[EXERCISE MATERIAL]
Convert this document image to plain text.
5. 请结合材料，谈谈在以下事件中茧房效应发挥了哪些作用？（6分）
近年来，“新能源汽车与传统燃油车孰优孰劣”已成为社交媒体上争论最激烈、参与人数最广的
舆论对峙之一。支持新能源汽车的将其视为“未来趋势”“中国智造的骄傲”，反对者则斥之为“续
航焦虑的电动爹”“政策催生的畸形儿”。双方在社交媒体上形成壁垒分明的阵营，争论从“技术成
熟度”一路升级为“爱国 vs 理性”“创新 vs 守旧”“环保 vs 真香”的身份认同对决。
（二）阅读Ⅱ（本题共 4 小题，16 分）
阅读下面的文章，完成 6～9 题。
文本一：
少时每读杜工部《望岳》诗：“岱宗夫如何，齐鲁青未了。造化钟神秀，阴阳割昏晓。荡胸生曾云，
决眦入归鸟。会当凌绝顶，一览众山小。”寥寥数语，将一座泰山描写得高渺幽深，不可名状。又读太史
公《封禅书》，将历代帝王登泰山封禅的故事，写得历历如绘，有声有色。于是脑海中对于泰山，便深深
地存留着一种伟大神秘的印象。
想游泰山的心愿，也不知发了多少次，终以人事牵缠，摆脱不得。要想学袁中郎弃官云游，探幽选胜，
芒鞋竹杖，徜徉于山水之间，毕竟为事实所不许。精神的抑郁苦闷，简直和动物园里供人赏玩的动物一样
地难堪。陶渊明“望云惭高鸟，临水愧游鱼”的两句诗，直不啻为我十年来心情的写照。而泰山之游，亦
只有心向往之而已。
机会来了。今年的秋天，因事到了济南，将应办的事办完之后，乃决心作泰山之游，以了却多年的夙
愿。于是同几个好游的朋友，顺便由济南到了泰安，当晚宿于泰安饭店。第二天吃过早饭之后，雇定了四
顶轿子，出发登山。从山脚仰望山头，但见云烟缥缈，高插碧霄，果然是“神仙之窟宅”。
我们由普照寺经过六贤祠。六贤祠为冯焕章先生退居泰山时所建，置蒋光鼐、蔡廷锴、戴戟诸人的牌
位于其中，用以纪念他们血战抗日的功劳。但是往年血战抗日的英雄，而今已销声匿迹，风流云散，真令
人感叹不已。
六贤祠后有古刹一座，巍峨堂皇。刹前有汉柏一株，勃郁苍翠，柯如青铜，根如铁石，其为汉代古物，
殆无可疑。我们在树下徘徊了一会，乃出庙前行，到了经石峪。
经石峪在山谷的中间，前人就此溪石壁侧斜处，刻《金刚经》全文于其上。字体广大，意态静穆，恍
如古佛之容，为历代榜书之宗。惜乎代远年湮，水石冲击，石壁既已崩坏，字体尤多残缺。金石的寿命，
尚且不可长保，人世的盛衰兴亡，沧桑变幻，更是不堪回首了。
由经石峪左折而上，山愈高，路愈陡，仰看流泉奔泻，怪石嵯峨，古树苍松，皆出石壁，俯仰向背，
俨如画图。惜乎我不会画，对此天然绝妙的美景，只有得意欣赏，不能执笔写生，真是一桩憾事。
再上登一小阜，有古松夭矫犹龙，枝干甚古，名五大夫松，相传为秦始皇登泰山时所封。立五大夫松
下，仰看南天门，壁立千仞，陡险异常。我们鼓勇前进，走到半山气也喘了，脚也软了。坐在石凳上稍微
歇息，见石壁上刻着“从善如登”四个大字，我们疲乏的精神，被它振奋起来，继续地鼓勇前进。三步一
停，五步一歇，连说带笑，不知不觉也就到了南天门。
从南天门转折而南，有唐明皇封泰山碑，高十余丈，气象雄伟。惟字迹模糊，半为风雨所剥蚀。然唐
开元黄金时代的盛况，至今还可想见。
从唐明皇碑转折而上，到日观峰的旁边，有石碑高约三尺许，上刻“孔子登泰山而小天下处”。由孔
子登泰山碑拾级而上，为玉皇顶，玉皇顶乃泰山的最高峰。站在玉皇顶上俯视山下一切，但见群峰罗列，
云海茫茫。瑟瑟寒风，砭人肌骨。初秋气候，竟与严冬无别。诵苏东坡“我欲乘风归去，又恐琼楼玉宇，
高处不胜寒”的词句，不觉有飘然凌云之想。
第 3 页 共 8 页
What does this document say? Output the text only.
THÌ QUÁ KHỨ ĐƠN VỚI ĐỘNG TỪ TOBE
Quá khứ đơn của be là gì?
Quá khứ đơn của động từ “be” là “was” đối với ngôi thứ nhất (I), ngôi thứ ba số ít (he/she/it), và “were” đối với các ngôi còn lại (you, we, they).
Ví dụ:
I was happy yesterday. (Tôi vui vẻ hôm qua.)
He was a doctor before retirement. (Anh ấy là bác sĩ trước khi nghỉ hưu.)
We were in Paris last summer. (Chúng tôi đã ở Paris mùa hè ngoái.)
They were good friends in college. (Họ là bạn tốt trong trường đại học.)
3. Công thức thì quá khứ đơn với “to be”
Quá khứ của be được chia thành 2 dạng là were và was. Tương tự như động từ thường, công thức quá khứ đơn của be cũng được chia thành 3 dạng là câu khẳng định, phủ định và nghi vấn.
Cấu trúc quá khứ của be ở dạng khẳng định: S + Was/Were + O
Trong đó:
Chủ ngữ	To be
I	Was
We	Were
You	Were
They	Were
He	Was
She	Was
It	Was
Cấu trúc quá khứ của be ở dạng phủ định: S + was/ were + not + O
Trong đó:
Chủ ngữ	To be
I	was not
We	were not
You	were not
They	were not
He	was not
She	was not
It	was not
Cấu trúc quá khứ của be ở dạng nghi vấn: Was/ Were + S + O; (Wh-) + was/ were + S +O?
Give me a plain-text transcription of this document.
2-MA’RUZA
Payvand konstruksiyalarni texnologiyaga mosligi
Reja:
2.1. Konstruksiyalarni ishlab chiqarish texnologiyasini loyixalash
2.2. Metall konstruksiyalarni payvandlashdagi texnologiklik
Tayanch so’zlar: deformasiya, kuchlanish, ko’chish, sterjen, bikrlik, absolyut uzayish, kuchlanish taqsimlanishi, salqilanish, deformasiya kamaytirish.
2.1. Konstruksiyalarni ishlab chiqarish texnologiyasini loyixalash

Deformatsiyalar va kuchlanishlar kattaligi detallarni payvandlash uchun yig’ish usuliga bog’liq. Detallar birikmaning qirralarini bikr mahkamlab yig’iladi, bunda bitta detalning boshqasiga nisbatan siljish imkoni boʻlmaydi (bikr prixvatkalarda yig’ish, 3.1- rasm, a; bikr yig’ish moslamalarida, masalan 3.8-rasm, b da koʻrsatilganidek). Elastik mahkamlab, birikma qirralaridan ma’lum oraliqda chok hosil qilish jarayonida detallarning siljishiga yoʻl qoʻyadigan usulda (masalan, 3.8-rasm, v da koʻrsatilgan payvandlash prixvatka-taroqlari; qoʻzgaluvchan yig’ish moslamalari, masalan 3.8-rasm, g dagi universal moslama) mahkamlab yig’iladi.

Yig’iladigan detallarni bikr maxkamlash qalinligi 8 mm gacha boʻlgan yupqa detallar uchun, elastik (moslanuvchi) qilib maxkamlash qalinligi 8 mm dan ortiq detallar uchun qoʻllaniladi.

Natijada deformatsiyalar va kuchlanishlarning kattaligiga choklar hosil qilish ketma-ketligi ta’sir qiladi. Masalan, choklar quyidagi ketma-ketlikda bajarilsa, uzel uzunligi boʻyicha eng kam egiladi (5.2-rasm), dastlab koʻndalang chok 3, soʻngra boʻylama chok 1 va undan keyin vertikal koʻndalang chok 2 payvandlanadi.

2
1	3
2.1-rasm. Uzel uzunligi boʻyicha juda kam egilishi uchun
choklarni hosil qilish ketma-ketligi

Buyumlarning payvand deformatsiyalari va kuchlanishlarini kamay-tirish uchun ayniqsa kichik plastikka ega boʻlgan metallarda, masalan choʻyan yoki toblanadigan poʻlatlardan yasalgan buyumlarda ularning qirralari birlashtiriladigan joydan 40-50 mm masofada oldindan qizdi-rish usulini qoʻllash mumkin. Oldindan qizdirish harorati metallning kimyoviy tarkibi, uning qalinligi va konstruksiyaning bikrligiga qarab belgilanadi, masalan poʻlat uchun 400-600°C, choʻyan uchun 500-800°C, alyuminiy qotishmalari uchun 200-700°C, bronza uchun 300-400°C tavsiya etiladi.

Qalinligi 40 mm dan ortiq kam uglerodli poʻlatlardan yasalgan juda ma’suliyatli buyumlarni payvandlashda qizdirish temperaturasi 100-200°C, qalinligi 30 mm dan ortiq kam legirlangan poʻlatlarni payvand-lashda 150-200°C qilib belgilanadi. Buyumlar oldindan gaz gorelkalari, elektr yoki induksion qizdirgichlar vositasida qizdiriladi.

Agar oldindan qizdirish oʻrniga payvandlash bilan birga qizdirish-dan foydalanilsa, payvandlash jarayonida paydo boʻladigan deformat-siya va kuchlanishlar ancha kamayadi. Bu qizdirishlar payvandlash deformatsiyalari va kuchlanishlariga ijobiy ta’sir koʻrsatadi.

[EXERCISE AIM] Every line above that contains the word "jarayonida" should be reported.

[ANSWER TO THIS EXERCISE]
Deformatsiyalar va kuchlanishlar kattaligi detallarni payvandlash uchun yig’ish usuliga bog’liq. Detallar birikmaning qirralarini bikr mahkamlab yig’iladi, bunda bitta detalning boshqasiga nisbatan siljish imkoni boʻlmaydi (bikr prixvatkalarda yig’ish, 3.1- rasm, a; bikr yig’ish moslamalarida, masalan 3.8-rasm, b da koʻrsatilganidek). Elastik mahkamlab, birikma qirralaridan ma’lum oraliqda chok hosil qilish jarayonida detallarning siljishiga yoʻl qoʻyadigan usulda (masalan, 3.8-rasm, v da koʻrsatilgan payvandlash prixvatka-taroqlari; qoʻzgaluvchan yig’ish moslamalari, masalan 3.8-rasm, g dagi universal moslama) mahkamlab yig’iladi.
Agar oldindan qizdirish oʻrniga payvandlash bilan birga qizdirish-dan foydalanilsa, payvandlash jarayonida paydo boʻladigan deformat-siya va kuchlanishlar ancha kamayadi. Bu qizdirishlar payvandlash deformatsiyalari va kuchlanishlariga ijobiy ta’sir koʻrsatadi.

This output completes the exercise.